Problem description
Find all lines in the records that include the word "содержимого", and copy them out.

Entries provided
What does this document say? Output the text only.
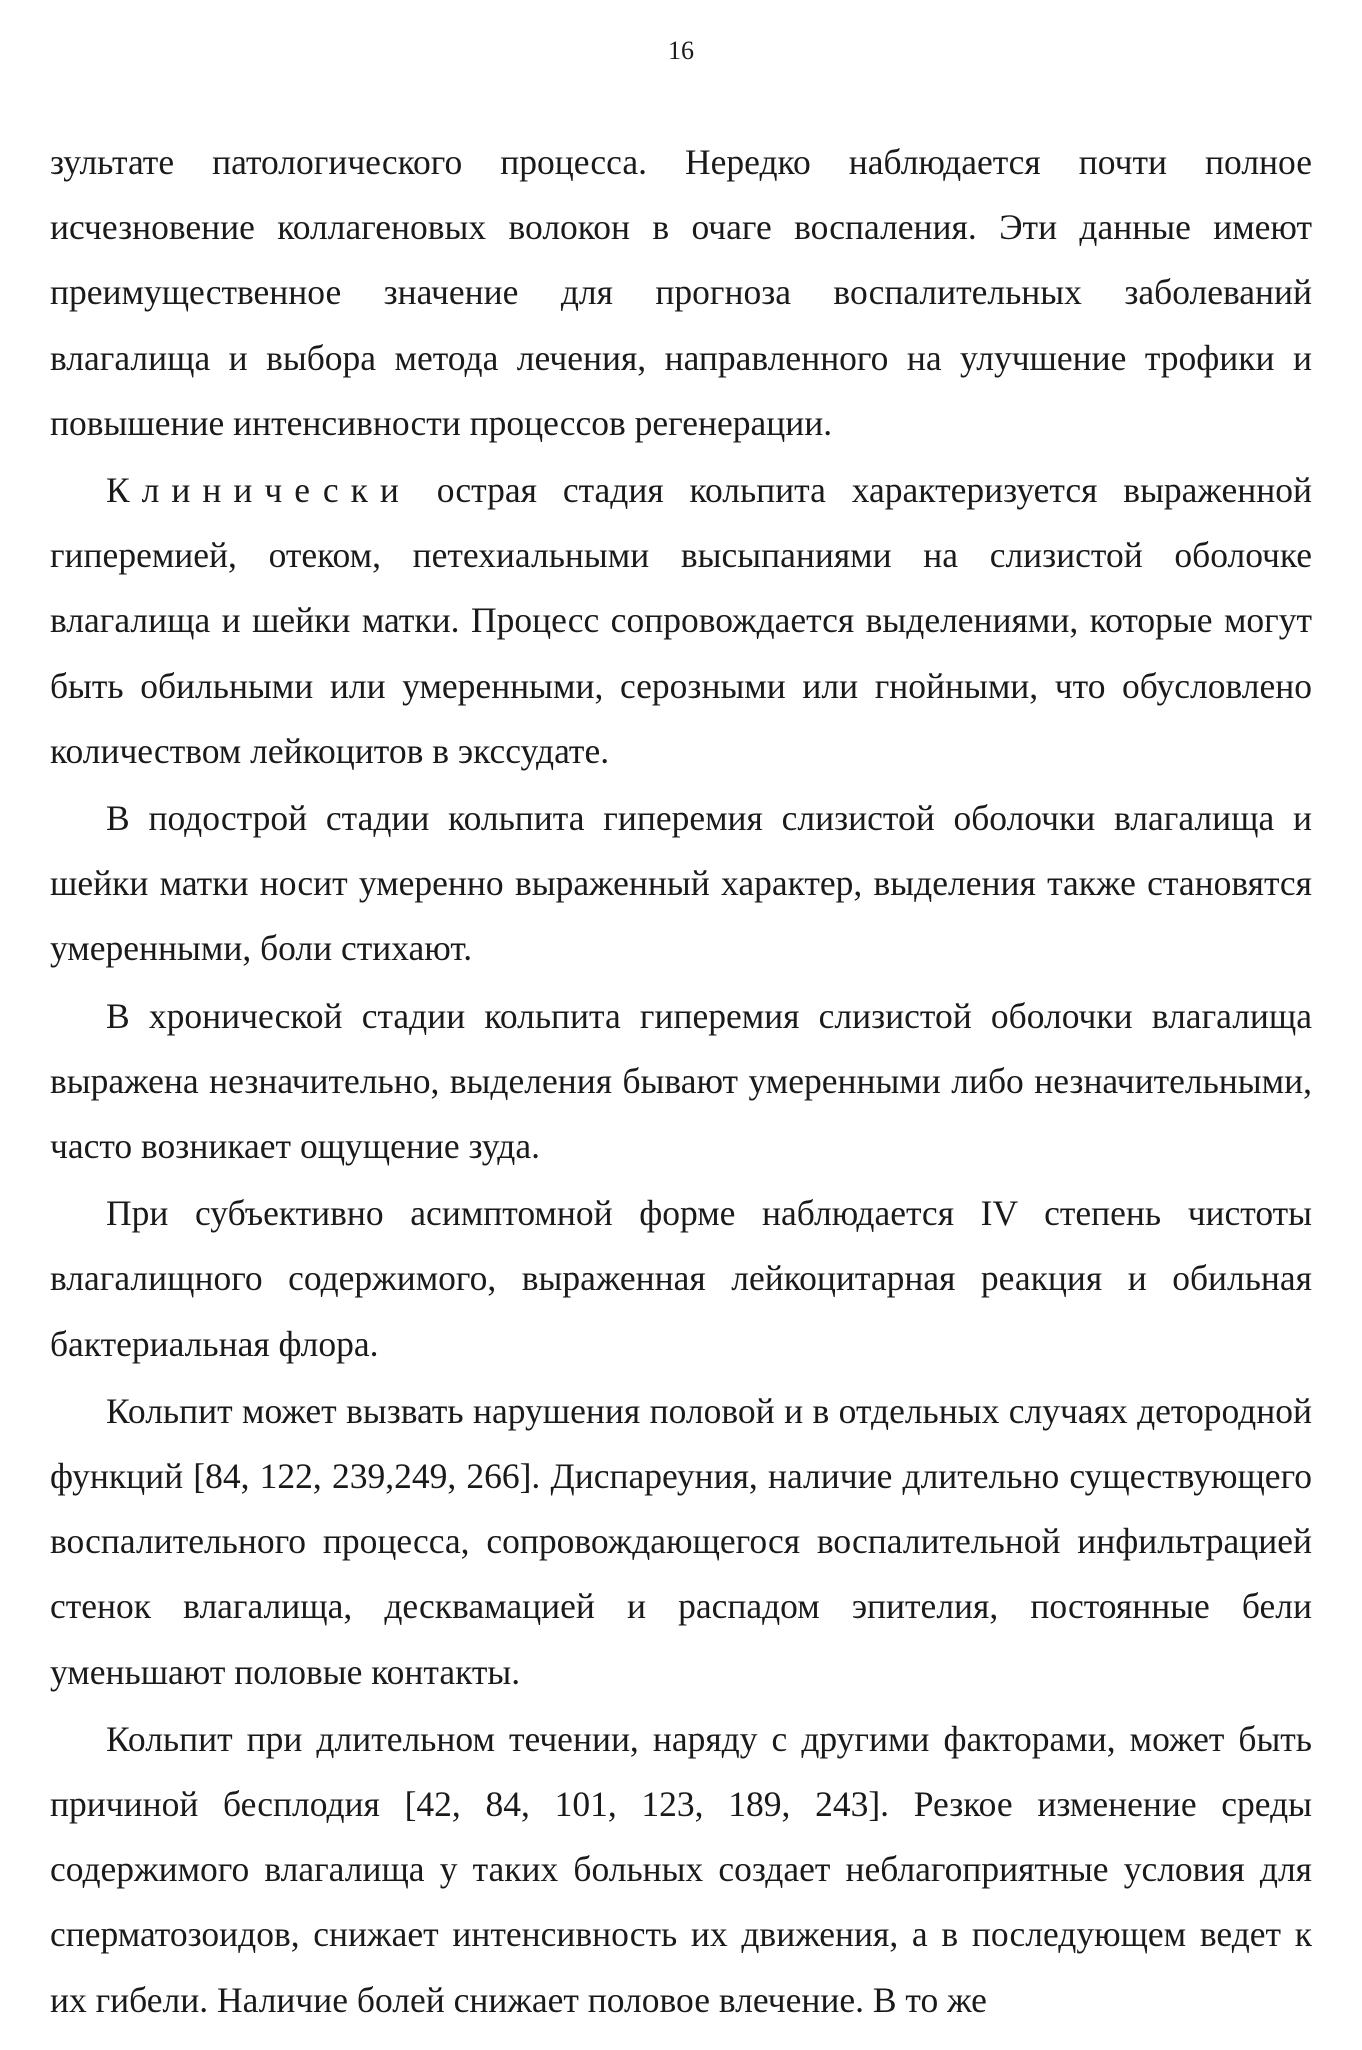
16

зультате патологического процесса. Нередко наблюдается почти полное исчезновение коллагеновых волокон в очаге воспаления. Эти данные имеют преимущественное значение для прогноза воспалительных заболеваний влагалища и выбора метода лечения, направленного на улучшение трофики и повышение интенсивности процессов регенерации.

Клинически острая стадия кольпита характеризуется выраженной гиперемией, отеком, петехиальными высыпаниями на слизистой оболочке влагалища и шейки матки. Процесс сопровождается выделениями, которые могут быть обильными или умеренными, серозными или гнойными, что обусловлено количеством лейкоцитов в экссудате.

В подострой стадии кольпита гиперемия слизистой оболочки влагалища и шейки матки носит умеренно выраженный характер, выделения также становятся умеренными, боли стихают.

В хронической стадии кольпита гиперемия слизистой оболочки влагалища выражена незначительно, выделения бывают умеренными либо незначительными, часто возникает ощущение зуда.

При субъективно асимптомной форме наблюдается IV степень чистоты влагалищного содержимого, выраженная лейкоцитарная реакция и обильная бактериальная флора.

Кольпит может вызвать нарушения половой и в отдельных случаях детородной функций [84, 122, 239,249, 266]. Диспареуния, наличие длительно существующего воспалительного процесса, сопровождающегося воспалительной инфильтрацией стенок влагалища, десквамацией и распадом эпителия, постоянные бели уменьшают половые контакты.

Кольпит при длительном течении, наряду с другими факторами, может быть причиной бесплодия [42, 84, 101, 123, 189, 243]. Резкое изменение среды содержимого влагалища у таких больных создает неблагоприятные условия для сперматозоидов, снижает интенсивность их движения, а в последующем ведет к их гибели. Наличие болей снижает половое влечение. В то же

Task result
При субъективно асимптомной форме наблюдается IV степень чистоты влагалищного содержимого, выраженная лейкоцитарная реакция и обильная бактериальная флора.
Кольпит при длительном течении, наряду с другими факторами, может быть причиной бесплодия [42, 84, 101, 123, 189, 243]. Резкое изменение среды содержимого влагалища у таких больных создает неблагоприятные условия для сперматозоидов, снижает интенсивность их движения, а в последующем ведет к их гибели. Наличие болей снижает половое влечение. В то же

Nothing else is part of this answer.